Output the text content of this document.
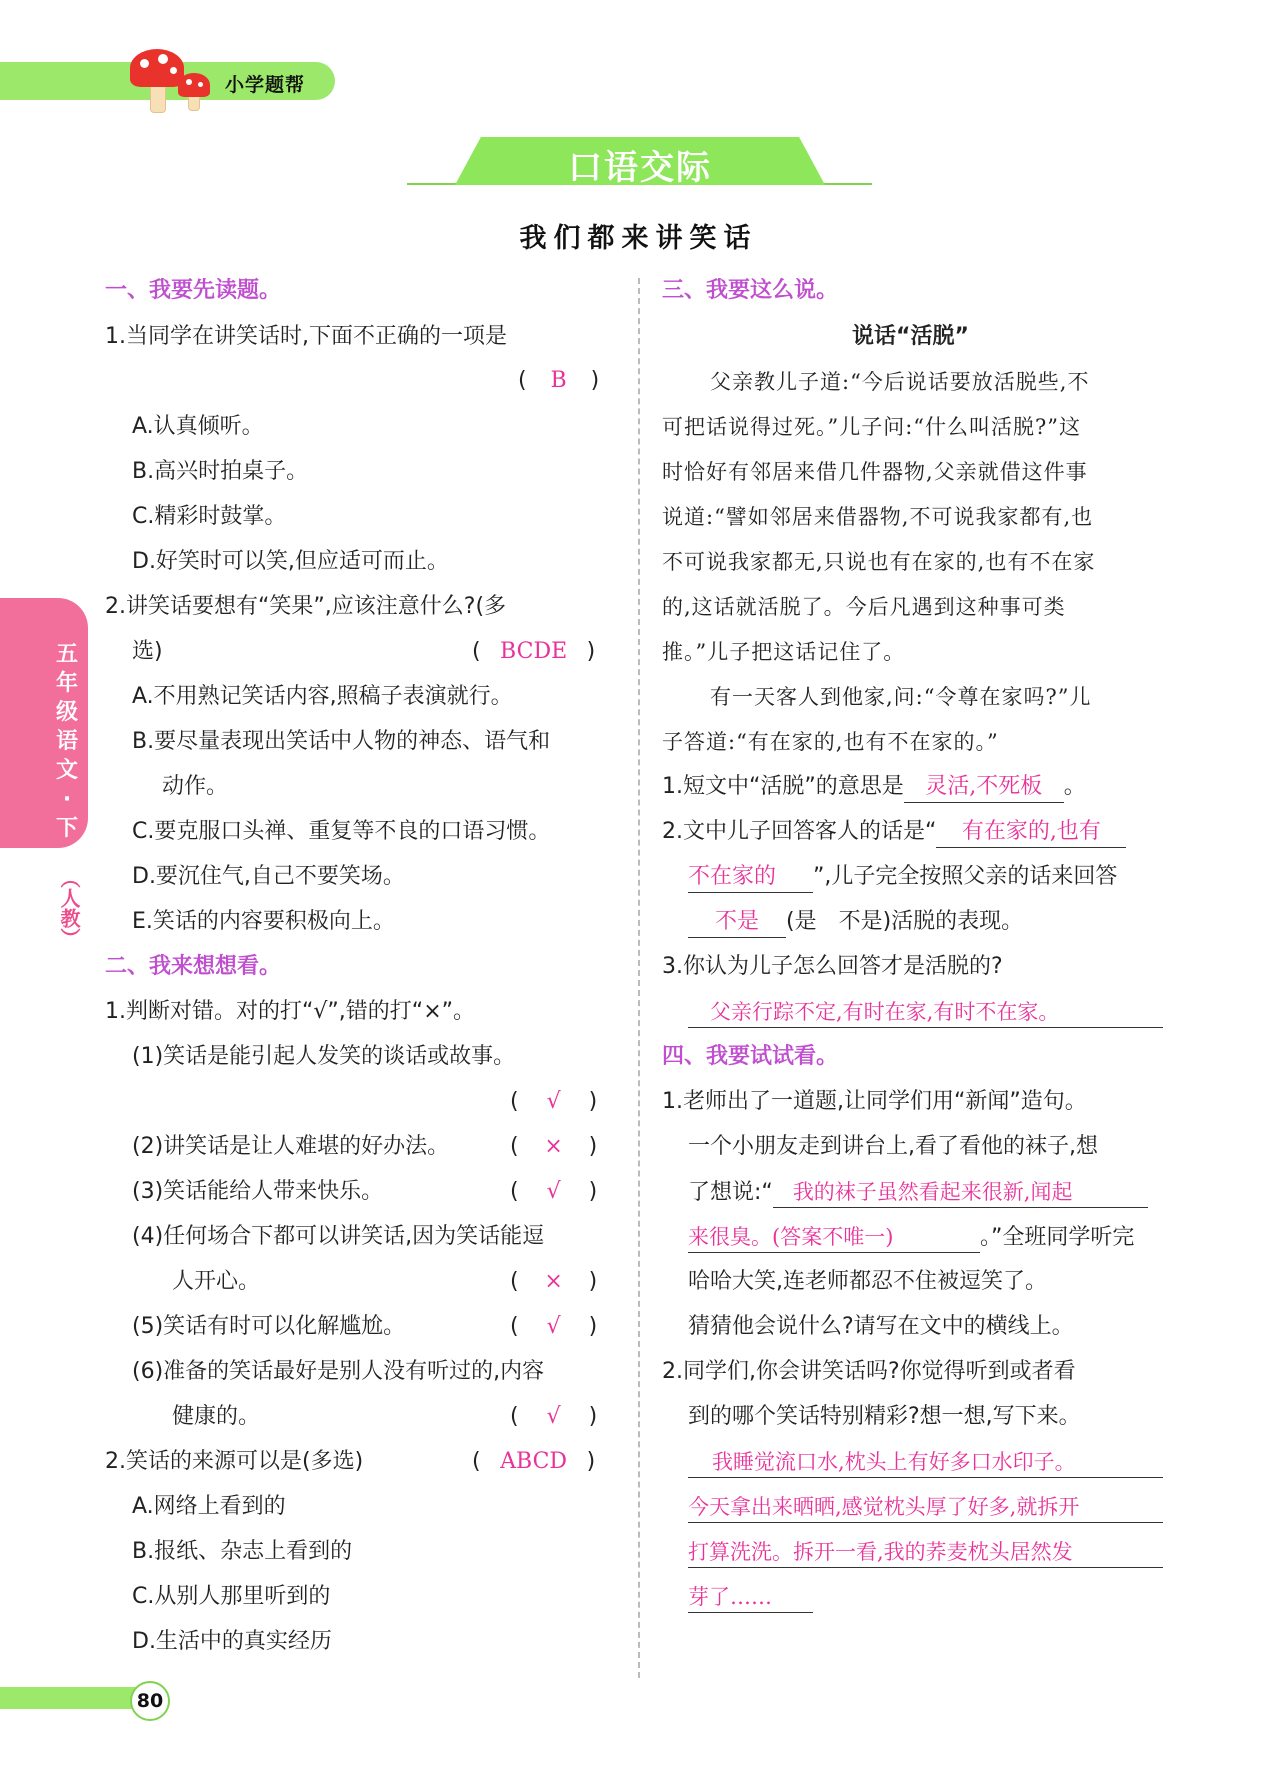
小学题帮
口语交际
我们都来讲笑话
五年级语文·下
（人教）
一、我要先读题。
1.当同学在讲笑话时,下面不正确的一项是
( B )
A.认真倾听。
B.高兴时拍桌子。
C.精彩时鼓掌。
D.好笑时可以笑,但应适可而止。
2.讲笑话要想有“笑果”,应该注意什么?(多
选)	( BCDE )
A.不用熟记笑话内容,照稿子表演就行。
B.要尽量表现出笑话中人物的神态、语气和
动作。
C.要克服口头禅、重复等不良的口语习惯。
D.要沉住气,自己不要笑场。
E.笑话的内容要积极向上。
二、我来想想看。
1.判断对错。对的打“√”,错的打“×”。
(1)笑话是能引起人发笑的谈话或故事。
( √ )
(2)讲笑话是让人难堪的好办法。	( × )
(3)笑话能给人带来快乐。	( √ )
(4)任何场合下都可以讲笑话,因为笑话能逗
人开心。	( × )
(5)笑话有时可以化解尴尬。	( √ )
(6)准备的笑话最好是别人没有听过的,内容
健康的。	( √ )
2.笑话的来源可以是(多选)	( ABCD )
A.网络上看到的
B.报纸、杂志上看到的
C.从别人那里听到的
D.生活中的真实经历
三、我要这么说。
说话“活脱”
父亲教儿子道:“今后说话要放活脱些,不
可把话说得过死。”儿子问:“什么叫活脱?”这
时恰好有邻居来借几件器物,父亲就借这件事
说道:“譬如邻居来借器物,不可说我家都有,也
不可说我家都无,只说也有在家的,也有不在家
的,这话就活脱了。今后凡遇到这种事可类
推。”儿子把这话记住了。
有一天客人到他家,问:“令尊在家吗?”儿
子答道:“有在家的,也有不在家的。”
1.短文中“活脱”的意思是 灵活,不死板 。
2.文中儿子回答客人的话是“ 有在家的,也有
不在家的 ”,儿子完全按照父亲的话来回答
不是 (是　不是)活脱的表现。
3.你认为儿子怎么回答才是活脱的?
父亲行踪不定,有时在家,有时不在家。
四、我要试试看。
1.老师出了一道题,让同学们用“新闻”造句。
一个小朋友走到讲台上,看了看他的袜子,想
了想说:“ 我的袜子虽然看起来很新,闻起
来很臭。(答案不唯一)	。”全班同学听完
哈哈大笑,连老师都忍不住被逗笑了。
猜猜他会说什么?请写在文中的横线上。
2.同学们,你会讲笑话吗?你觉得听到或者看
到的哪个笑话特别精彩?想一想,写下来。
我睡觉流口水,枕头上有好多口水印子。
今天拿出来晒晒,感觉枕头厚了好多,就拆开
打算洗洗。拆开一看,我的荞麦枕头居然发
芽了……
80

-=-=-=-=-

**Given task**
Print every record above exactly as written, leaving out the pictures.

**Task response**
Output the text content of this document.
小学题帮
口语交际
我们都来讲笑话
五年级语文·下
（人教）
一、我要先读题。
1.当同学在讲笑话时,下面不正确的一项是
( B )
A.认真倾听。
B.高兴时拍桌子。
C.精彩时鼓掌。
D.好笑时可以笑,但应适可而止。
2.讲笑话要想有“笑果”,应该注意什么?(多
选)	( BCDE )
A.不用熟记笑话内容,照稿子表演就行。
B.要尽量表现出笑话中人物的神态、语气和
动作。
C.要克服口头禅、重复等不良的口语习惯。
D.要沉住气,自己不要笑场。
E.笑话的内容要积极向上。
二、我来想想看。
1.判断对错。对的打“√”,错的打“×”。
(1)笑话是能引起人发笑的谈话或故事。
( √ )
(2)讲笑话是让人难堪的好办法。	( × )
(3)笑话能给人带来快乐。	( √ )
(4)任何场合下都可以讲笑话,因为笑话能逗
人开心。	( × )
(5)笑话有时可以化解尴尬。	( √ )
(6)准备的笑话最好是别人没有听过的,内容
健康的。	( √ )
2.笑话的来源可以是(多选)	( ABCD )
A.网络上看到的
B.报纸、杂志上看到的
C.从别人那里听到的
D.生活中的真实经历
三、我要这么说。
说话“活脱”
父亲教儿子道:“今后说话要放活脱些,不
可把话说得过死。”儿子问:“什么叫活脱?”这
时恰好有邻居来借几件器物,父亲就借这件事
说道:“譬如邻居来借器物,不可说我家都有,也
不可说我家都无,只说也有在家的,也有不在家
的,这话就活脱了。今后凡遇到这种事可类
推。”儿子把这话记住了。
有一天客人到他家,问:“令尊在家吗?”儿
子答道:“有在家的,也有不在家的。”
1.短文中“活脱”的意思是 灵活,不死板 。
2.文中儿子回答客人的话是“ 有在家的,也有
不在家的 ”,儿子完全按照父亲的话来回答
不是 (是　不是)活脱的表现。
3.你认为儿子怎么回答才是活脱的?
父亲行踪不定,有时在家,有时不在家。
四、我要试试看。
1.老师出了一道题,让同学们用“新闻”造句。
一个小朋友走到讲台上,看了看他的袜子,想
了想说:“ 我的袜子虽然看起来很新,闻起
来很臭。(答案不唯一)	。”全班同学听完
哈哈大笑,连老师都忍不住被逗笑了。
猜猜他会说什么?请写在文中的横线上。
2.同学们,你会讲笑话吗?你觉得听到或者看
到的哪个笑话特别精彩?想一想,写下来。
我睡觉流口水,枕头上有好多口水印子。
今天拿出来晒晒,感觉枕头厚了好多,就拆开
打算洗洗。拆开一看,我的荞麦枕头居然发
芽了……
80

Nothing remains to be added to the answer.